#### The input ####

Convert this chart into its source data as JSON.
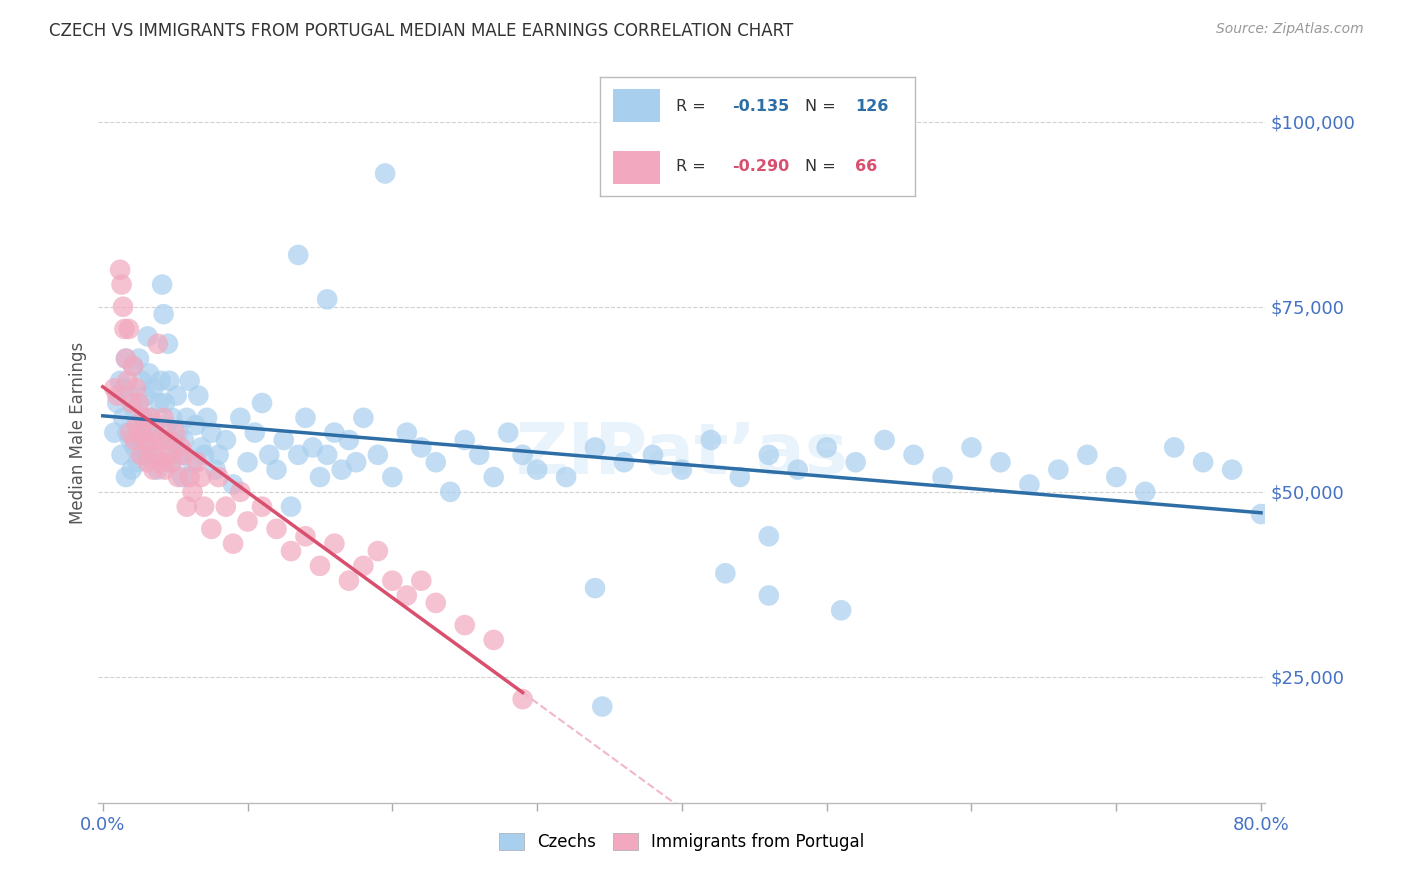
{
  "title": "CZECH VS IMMIGRANTS FROM PORTUGAL MEDIAN MALE EARNINGS CORRELATION CHART",
  "source": "Source: ZipAtlas.com",
  "ylabel": "Median Male Earnings",
  "ytick_labels": [
    "$25,000",
    "$50,000",
    "$75,000",
    "$100,000"
  ],
  "ytick_values": [
    25000,
    50000,
    75000,
    100000
  ],
  "ymin": 8000,
  "ymax": 108000,
  "xmin": -0.003,
  "xmax": 0.803,
  "xtick_values": [
    0.0,
    0.1,
    0.2,
    0.3,
    0.4,
    0.5,
    0.6,
    0.7,
    0.8
  ],
  "xtick_labels_visible": [
    "0.0%",
    "",
    "",
    "",
    "",
    "",
    "",
    "",
    "80.0%"
  ],
  "legend_blue_R": "-0.135",
  "legend_blue_N": "126",
  "legend_pink_R": "-0.290",
  "legend_pink_N": "66",
  "blue_color": "#A8CFEE",
  "pink_color": "#F2A8BE",
  "trendline_blue_color": "#2E6EA6",
  "trendline_pink_color": "#D94F6E",
  "trendline_pink_dashed_color": "#F0B8C8",
  "background_color": "#FFFFFF",
  "grid_color": "#CCCCCC",
  "axis_tick_color": "#4472C4",
  "title_color": "#333333",
  "source_color": "#999999",
  "blue_label": "Czechs",
  "pink_label": "Immigrants from Portugal",
  "blue_scatter_x": [
    0.008,
    0.01,
    0.012,
    0.013,
    0.014,
    0.015,
    0.016,
    0.016,
    0.017,
    0.018,
    0.019,
    0.02,
    0.021,
    0.022,
    0.022,
    0.023,
    0.024,
    0.025,
    0.025,
    0.026,
    0.027,
    0.028,
    0.028,
    0.03,
    0.03,
    0.031,
    0.032,
    0.033,
    0.034,
    0.035,
    0.036,
    0.037,
    0.038,
    0.039,
    0.04,
    0.041,
    0.042,
    0.043,
    0.044,
    0.045,
    0.046,
    0.047,
    0.048,
    0.05,
    0.051,
    0.052,
    0.053,
    0.055,
    0.056,
    0.058,
    0.06,
    0.062,
    0.064,
    0.066,
    0.068,
    0.07,
    0.072,
    0.075,
    0.078,
    0.08,
    0.085,
    0.09,
    0.095,
    0.1,
    0.105,
    0.11,
    0.115,
    0.12,
    0.125,
    0.13,
    0.135,
    0.14,
    0.145,
    0.15,
    0.155,
    0.16,
    0.165,
    0.17,
    0.175,
    0.18,
    0.19,
    0.2,
    0.21,
    0.22,
    0.23,
    0.24,
    0.25,
    0.26,
    0.27,
    0.28,
    0.29,
    0.3,
    0.32,
    0.34,
    0.36,
    0.38,
    0.4,
    0.42,
    0.44,
    0.46,
    0.48,
    0.5,
    0.52,
    0.54,
    0.56,
    0.58,
    0.6,
    0.62,
    0.64,
    0.66,
    0.68,
    0.7,
    0.72,
    0.74,
    0.76,
    0.78,
    0.8,
    0.195,
    0.345,
    0.46,
    0.135,
    0.43,
    0.51,
    0.46,
    0.34,
    0.155
  ],
  "blue_scatter_y": [
    58000,
    62000,
    65000,
    55000,
    60000,
    64000,
    52000,
    68000,
    58000,
    63000,
    57000,
    53000,
    67000,
    56000,
    61000,
    59000,
    54000,
    68000,
    62000,
    57000,
    65000,
    60000,
    55000,
    63000,
    58000,
    71000,
    66000,
    60000,
    55000,
    64000,
    59000,
    57000,
    53000,
    62000,
    65000,
    78000,
    74000,
    62000,
    58000,
    70000,
    65000,
    54000,
    60000,
    56000,
    63000,
    58000,
    55000,
    52000,
    57000,
    60000,
    65000,
    54000,
    59000,
    63000,
    56000,
    55000,
    60000,
    58000,
    53000,
    55000,
    57000,
    51000,
    60000,
    54000,
    58000,
    62000,
    55000,
    53000,
    57000,
    48000,
    55000,
    60000,
    56000,
    52000,
    55000,
    58000,
    53000,
    57000,
    54000,
    60000,
    55000,
    52000,
    58000,
    56000,
    54000,
    50000,
    57000,
    55000,
    52000,
    58000,
    55000,
    53000,
    52000,
    56000,
    54000,
    55000,
    53000,
    57000,
    52000,
    55000,
    53000,
    56000,
    54000,
    57000,
    55000,
    52000,
    56000,
    54000,
    51000,
    53000,
    55000,
    52000,
    50000,
    56000,
    54000,
    53000,
    47000,
    93000,
    21000,
    36000,
    82000,
    39000,
    34000,
    44000,
    37000,
    76000
  ],
  "pink_scatter_x": [
    0.008,
    0.01,
    0.012,
    0.013,
    0.014,
    0.015,
    0.016,
    0.017,
    0.018,
    0.019,
    0.02,
    0.021,
    0.022,
    0.023,
    0.024,
    0.025,
    0.026,
    0.027,
    0.028,
    0.03,
    0.031,
    0.032,
    0.033,
    0.035,
    0.036,
    0.037,
    0.038,
    0.04,
    0.041,
    0.042,
    0.043,
    0.045,
    0.046,
    0.048,
    0.05,
    0.052,
    0.054,
    0.056,
    0.058,
    0.06,
    0.062,
    0.065,
    0.068,
    0.07,
    0.075,
    0.08,
    0.085,
    0.09,
    0.095,
    0.1,
    0.11,
    0.12,
    0.13,
    0.14,
    0.15,
    0.16,
    0.17,
    0.18,
    0.19,
    0.2,
    0.21,
    0.22,
    0.23,
    0.25,
    0.27,
    0.29
  ],
  "pink_scatter_y": [
    64000,
    63000,
    80000,
    78000,
    75000,
    72000,
    68000,
    65000,
    72000,
    58000,
    62000,
    67000,
    57000,
    64000,
    59000,
    62000,
    55000,
    58000,
    60000,
    57000,
    54000,
    56000,
    60000,
    53000,
    58000,
    55000,
    70000,
    57000,
    54000,
    60000,
    53000,
    57000,
    55000,
    54000,
    58000,
    52000,
    56000,
    55000,
    48000,
    52000,
    50000,
    54000,
    52000,
    48000,
    45000,
    52000,
    48000,
    43000,
    50000,
    46000,
    48000,
    45000,
    42000,
    44000,
    40000,
    43000,
    38000,
    40000,
    42000,
    38000,
    36000,
    38000,
    35000,
    32000,
    30000,
    22000
  ]
}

####

» **Aim**
Quote the material word for word, dropping any images it holds.

» **Answer to the task**
Convert this chart into its source data as JSON.
{
  "title": "CZECH VS IMMIGRANTS FROM PORTUGAL MEDIAN MALE EARNINGS CORRELATION CHART",
  "source": "Source: ZipAtlas.com",
  "ylabel": "Median Male Earnings",
  "ytick_labels": [
    "$25,000",
    "$50,000",
    "$75,000",
    "$100,000"
  ],
  "ytick_values": [
    25000,
    50000,
    75000,
    100000
  ],
  "ymin": 8000,
  "ymax": 108000,
  "xmin": -0.003,
  "xmax": 0.803,
  "xtick_values": [
    0.0,
    0.1,
    0.2,
    0.3,
    0.4,
    0.5,
    0.6,
    0.7,
    0.8
  ],
  "xtick_labels_visible": [
    "0.0%",
    "",
    "",
    "",
    "",
    "",
    "",
    "",
    "80.0%"
  ],
  "legend_blue_R": "-0.135",
  "legend_blue_N": "126",
  "legend_pink_R": "-0.290",
  "legend_pink_N": "66",
  "blue_color": "#A8CFEE",
  "pink_color": "#F2A8BE",
  "trendline_blue_color": "#2E6EA6",
  "trendline_pink_color": "#D94F6E",
  "trendline_pink_dashed_color": "#F0B8C8",
  "background_color": "#FFFFFF",
  "grid_color": "#CCCCCC",
  "axis_tick_color": "#4472C4",
  "title_color": "#333333",
  "source_color": "#999999",
  "blue_label": "Czechs",
  "pink_label": "Immigrants from Portugal",
  "blue_scatter_x": [
    0.008,
    0.01,
    0.012,
    0.013,
    0.014,
    0.015,
    0.016,
    0.016,
    0.017,
    0.018,
    0.019,
    0.02,
    0.021,
    0.022,
    0.022,
    0.023,
    0.024,
    0.025,
    0.025,
    0.026,
    0.027,
    0.028,
    0.028,
    0.03,
    0.03,
    0.031,
    0.032,
    0.033,
    0.034,
    0.035,
    0.036,
    0.037,
    0.038,
    0.039,
    0.04,
    0.041,
    0.042,
    0.043,
    0.044,
    0.045,
    0.046,
    0.047,
    0.048,
    0.05,
    0.051,
    0.052,
    0.053,
    0.055,
    0.056,
    0.058,
    0.06,
    0.062,
    0.064,
    0.066,
    0.068,
    0.07,
    0.072,
    0.075,
    0.078,
    0.08,
    0.085,
    0.09,
    0.095,
    0.1,
    0.105,
    0.11,
    0.115,
    0.12,
    0.125,
    0.13,
    0.135,
    0.14,
    0.145,
    0.15,
    0.155,
    0.16,
    0.165,
    0.17,
    0.175,
    0.18,
    0.19,
    0.2,
    0.21,
    0.22,
    0.23,
    0.24,
    0.25,
    0.26,
    0.27,
    0.28,
    0.29,
    0.3,
    0.32,
    0.34,
    0.36,
    0.38,
    0.4,
    0.42,
    0.44,
    0.46,
    0.48,
    0.5,
    0.52,
    0.54,
    0.56,
    0.58,
    0.6,
    0.62,
    0.64,
    0.66,
    0.68,
    0.7,
    0.72,
    0.74,
    0.76,
    0.78,
    0.8,
    0.195,
    0.345,
    0.46,
    0.135,
    0.43,
    0.51,
    0.46,
    0.34,
    0.155
  ],
  "blue_scatter_y": [
    58000,
    62000,
    65000,
    55000,
    60000,
    64000,
    52000,
    68000,
    58000,
    63000,
    57000,
    53000,
    67000,
    56000,
    61000,
    59000,
    54000,
    68000,
    62000,
    57000,
    65000,
    60000,
    55000,
    63000,
    58000,
    71000,
    66000,
    60000,
    55000,
    64000,
    59000,
    57000,
    53000,
    62000,
    65000,
    78000,
    74000,
    62000,
    58000,
    70000,
    65000,
    54000,
    60000,
    56000,
    63000,
    58000,
    55000,
    52000,
    57000,
    60000,
    65000,
    54000,
    59000,
    63000,
    56000,
    55000,
    60000,
    58000,
    53000,
    55000,
    57000,
    51000,
    60000,
    54000,
    58000,
    62000,
    55000,
    53000,
    57000,
    48000,
    55000,
    60000,
    56000,
    52000,
    55000,
    58000,
    53000,
    57000,
    54000,
    60000,
    55000,
    52000,
    58000,
    56000,
    54000,
    50000,
    57000,
    55000,
    52000,
    58000,
    55000,
    53000,
    52000,
    56000,
    54000,
    55000,
    53000,
    57000,
    52000,
    55000,
    53000,
    56000,
    54000,
    57000,
    55000,
    52000,
    56000,
    54000,
    51000,
    53000,
    55000,
    52000,
    50000,
    56000,
    54000,
    53000,
    47000,
    93000,
    21000,
    36000,
    82000,
    39000,
    34000,
    44000,
    37000,
    76000
  ],
  "pink_scatter_x": [
    0.008,
    0.01,
    0.012,
    0.013,
    0.014,
    0.015,
    0.016,
    0.017,
    0.018,
    0.019,
    0.02,
    0.021,
    0.022,
    0.023,
    0.024,
    0.025,
    0.026,
    0.027,
    0.028,
    0.03,
    0.031,
    0.032,
    0.033,
    0.035,
    0.036,
    0.037,
    0.038,
    0.04,
    0.041,
    0.042,
    0.043,
    0.045,
    0.046,
    0.048,
    0.05,
    0.052,
    0.054,
    0.056,
    0.058,
    0.06,
    0.062,
    0.065,
    0.068,
    0.07,
    0.075,
    0.08,
    0.085,
    0.09,
    0.095,
    0.1,
    0.11,
    0.12,
    0.13,
    0.14,
    0.15,
    0.16,
    0.17,
    0.18,
    0.19,
    0.2,
    0.21,
    0.22,
    0.23,
    0.25,
    0.27,
    0.29
  ],
  "pink_scatter_y": [
    64000,
    63000,
    80000,
    78000,
    75000,
    72000,
    68000,
    65000,
    72000,
    58000,
    62000,
    67000,
    57000,
    64000,
    59000,
    62000,
    55000,
    58000,
    60000,
    57000,
    54000,
    56000,
    60000,
    53000,
    58000,
    55000,
    70000,
    57000,
    54000,
    60000,
    53000,
    57000,
    55000,
    54000,
    58000,
    52000,
    56000,
    55000,
    48000,
    52000,
    50000,
    54000,
    52000,
    48000,
    45000,
    52000,
    48000,
    43000,
    50000,
    46000,
    48000,
    45000,
    42000,
    44000,
    40000,
    43000,
    38000,
    40000,
    42000,
    38000,
    36000,
    38000,
    35000,
    32000,
    30000,
    22000
  ]
}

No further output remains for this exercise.